Problem: Print every line of the listing exactly, please.
----- Data shown
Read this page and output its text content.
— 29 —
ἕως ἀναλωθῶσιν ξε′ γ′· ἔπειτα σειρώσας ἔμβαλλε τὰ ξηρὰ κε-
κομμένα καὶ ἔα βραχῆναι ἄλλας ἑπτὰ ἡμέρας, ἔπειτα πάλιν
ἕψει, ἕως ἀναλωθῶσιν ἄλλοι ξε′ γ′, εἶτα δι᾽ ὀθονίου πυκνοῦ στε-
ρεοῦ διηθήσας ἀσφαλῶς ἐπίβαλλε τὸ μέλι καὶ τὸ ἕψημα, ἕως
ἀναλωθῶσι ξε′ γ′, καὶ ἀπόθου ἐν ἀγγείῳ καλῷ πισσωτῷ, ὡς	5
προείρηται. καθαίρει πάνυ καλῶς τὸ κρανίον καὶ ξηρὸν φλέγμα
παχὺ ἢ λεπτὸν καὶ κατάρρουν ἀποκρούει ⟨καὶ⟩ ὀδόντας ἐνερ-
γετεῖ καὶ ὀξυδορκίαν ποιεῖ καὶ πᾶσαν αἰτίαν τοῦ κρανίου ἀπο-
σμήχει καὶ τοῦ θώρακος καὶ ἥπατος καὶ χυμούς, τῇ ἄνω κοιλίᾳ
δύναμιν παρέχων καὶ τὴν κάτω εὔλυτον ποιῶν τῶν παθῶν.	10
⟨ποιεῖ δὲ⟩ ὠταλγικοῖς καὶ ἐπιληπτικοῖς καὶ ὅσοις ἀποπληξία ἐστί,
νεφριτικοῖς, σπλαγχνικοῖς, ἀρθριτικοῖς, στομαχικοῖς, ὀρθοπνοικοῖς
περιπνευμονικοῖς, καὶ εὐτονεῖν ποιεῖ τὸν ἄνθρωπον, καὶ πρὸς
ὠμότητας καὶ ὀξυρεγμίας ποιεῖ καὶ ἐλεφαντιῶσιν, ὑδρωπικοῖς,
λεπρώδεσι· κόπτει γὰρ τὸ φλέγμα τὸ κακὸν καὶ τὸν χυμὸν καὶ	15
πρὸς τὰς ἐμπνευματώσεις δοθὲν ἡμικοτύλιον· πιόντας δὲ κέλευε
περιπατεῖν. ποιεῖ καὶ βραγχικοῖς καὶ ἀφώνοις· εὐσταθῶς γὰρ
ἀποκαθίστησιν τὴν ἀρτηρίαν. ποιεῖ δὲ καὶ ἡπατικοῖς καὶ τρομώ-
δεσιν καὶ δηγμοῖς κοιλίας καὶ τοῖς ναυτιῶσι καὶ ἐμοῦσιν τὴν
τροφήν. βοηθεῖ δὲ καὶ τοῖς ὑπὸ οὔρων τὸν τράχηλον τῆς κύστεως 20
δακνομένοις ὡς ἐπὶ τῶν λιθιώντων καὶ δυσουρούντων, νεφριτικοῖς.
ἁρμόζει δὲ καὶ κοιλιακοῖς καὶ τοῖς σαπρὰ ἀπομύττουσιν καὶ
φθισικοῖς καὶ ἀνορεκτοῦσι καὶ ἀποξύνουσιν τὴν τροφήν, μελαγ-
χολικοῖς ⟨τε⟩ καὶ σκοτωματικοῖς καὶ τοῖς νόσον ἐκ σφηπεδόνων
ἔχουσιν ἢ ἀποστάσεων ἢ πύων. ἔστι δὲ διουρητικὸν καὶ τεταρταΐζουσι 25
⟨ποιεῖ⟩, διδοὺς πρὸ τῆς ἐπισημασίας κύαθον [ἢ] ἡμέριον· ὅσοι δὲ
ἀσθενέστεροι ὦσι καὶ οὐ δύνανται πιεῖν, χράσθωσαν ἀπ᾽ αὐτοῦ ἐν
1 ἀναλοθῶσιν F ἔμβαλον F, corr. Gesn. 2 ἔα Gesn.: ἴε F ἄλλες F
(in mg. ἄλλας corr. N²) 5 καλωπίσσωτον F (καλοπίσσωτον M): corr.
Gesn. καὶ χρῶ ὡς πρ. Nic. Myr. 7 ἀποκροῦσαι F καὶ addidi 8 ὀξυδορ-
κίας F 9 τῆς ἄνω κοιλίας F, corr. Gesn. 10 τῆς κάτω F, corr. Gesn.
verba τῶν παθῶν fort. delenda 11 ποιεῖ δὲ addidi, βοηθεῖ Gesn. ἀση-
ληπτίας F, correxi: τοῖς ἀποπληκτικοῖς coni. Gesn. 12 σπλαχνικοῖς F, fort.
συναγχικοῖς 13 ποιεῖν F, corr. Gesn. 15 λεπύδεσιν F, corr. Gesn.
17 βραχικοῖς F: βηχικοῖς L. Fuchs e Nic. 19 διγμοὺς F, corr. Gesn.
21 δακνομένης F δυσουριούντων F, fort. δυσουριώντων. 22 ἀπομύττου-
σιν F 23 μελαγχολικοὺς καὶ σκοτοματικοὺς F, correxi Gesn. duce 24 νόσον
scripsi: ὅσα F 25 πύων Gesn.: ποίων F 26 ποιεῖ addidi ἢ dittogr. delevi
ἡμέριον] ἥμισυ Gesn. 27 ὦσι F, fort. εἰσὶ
----------
Exercise solution:
Read this page and output its text content.
— 29 —
ἕως ἀναλωθῶσιν ξε′ γ′· ἔπειτα σειρώσας ἔμβαλλε τὰ ξηρὰ κε-
κομμένα καὶ ἔα βραχῆναι ἄλλας ἑπτὰ ἡμέρας, ἔπειτα πάλιν
ἕψει, ἕως ἀναλωθῶσιν ἄλλοι ξε′ γ′, εἶτα δι᾽ ὀθονίου πυκνοῦ στε-
ρεοῦ διηθήσας ἀσφαλῶς ἐπίβαλλε τὸ μέλι καὶ τὸ ἕψημα, ἕως
ἀναλωθῶσι ξε′ γ′, καὶ ἀπόθου ἐν ἀγγείῳ καλῷ πισσωτῷ, ὡς	5
προείρηται. καθαίρει πάνυ καλῶς τὸ κρανίον καὶ ξηρὸν φλέγμα
παχὺ ἢ λεπτὸν καὶ κατάρρουν ἀποκρούει ⟨καὶ⟩ ὀδόντας ἐνερ-
γετεῖ καὶ ὀξυδορκίαν ποιεῖ καὶ πᾶσαν αἰτίαν τοῦ κρανίου ἀπο-
σμήχει καὶ τοῦ θώρακος καὶ ἥπατος καὶ χυμούς, τῇ ἄνω κοιλίᾳ
δύναμιν παρέχων καὶ τὴν κάτω εὔλυτον ποιῶν τῶν παθῶν.	10
⟨ποιεῖ δὲ⟩ ὠταλγικοῖς καὶ ἐπιληπτικοῖς καὶ ὅσοις ἀποπληξία ἐστί,
νεφριτικοῖς, σπλαγχνικοῖς, ἀρθριτικοῖς, στομαχικοῖς, ὀρθοπνοικοῖς
περιπνευμονικοῖς, καὶ εὐτονεῖν ποιεῖ τὸν ἄνθρωπον, καὶ πρὸς
ὠμότητας καὶ ὀξυρεγμίας ποιεῖ καὶ ἐλεφαντιῶσιν, ὑδρωπικοῖς,
λεπρώδεσι· κόπτει γὰρ τὸ φλέγμα τὸ κακὸν καὶ τὸν χυμὸν καὶ	15
πρὸς τὰς ἐμπνευματώσεις δοθὲν ἡμικοτύλιον· πιόντας δὲ κέλευε
περιπατεῖν. ποιεῖ καὶ βραγχικοῖς καὶ ἀφώνοις· εὐσταθῶς γὰρ
ἀποκαθίστησιν τὴν ἀρτηρίαν. ποιεῖ δὲ καὶ ἡπατικοῖς καὶ τρομώ-
δεσιν καὶ δηγμοῖς κοιλίας καὶ τοῖς ναυτιῶσι καὶ ἐμοῦσιν τὴν
τροφήν. βοηθεῖ δὲ καὶ τοῖς ὑπὸ οὔρων τὸν τράχηλον τῆς κύστεως 20
δακνομένοις ὡς ἐπὶ τῶν λιθιώντων καὶ δυσουρούντων, νεφριτικοῖς.
ἁρμόζει δὲ καὶ κοιλιακοῖς καὶ τοῖς σαπρὰ ἀπομύττουσιν καὶ
φθισικοῖς καὶ ἀνορεκτοῦσι καὶ ἀποξύνουσιν τὴν τροφήν, μελαγ-
χολικοῖς ⟨τε⟩ καὶ σκοτωματικοῖς καὶ τοῖς νόσον ἐκ σφηπεδόνων
ἔχουσιν ἢ ἀποστάσεων ἢ πύων. ἔστι δὲ διουρητικὸν καὶ τεταρταΐζουσι 25
⟨ποιεῖ⟩, διδοὺς πρὸ τῆς ἐπισημασίας κύαθον [ἢ] ἡμέριον· ὅσοι δὲ
ἀσθενέστεροι ὦσι καὶ οὐ δύνανται πιεῖν, χράσθωσαν ἀπ᾽ αὐτοῦ ἐν
1 ἀναλοθῶσιν F ἔμβαλον F, corr. Gesn. 2 ἔα Gesn.: ἴε F ἄλλες F
(in mg. ἄλλας corr. N²) 5 καλωπίσσωτον F (καλοπίσσωτον M): corr.
Gesn. καὶ χρῶ ὡς πρ. Nic. Myr. 7 ἀποκροῦσαι F καὶ addidi 8 ὀξυδορ-
κίας F 9 τῆς ἄνω κοιλίας F, corr. Gesn. 10 τῆς κάτω F, corr. Gesn.
verba τῶν παθῶν fort. delenda 11 ποιεῖ δὲ addidi, βοηθεῖ Gesn. ἀση-
ληπτίας F, correxi: τοῖς ἀποπληκτικοῖς coni. Gesn. 12 σπλαχνικοῖς F, fort.
συναγχικοῖς 13 ποιεῖν F, corr. Gesn. 15 λεπύδεσιν F, corr. Gesn.
17 βραχικοῖς F: βηχικοῖς L. Fuchs e Nic. 19 διγμοὺς F, corr. Gesn.
21 δακνομένης F δυσουριούντων F, fort. δυσουριώντων. 22 ἀπομύττου-
σιν F 23 μελαγχολικοὺς καὶ σκοτοματικοὺς F, correxi Gesn. duce 24 νόσον
scripsi: ὅσα F 25 πύων Gesn.: ποίων F 26 ποιεῖ addidi ἢ dittogr. delevi
ἡμέριον] ἥμισυ Gesn. 27 ὦσι F, fort. εἰσὶ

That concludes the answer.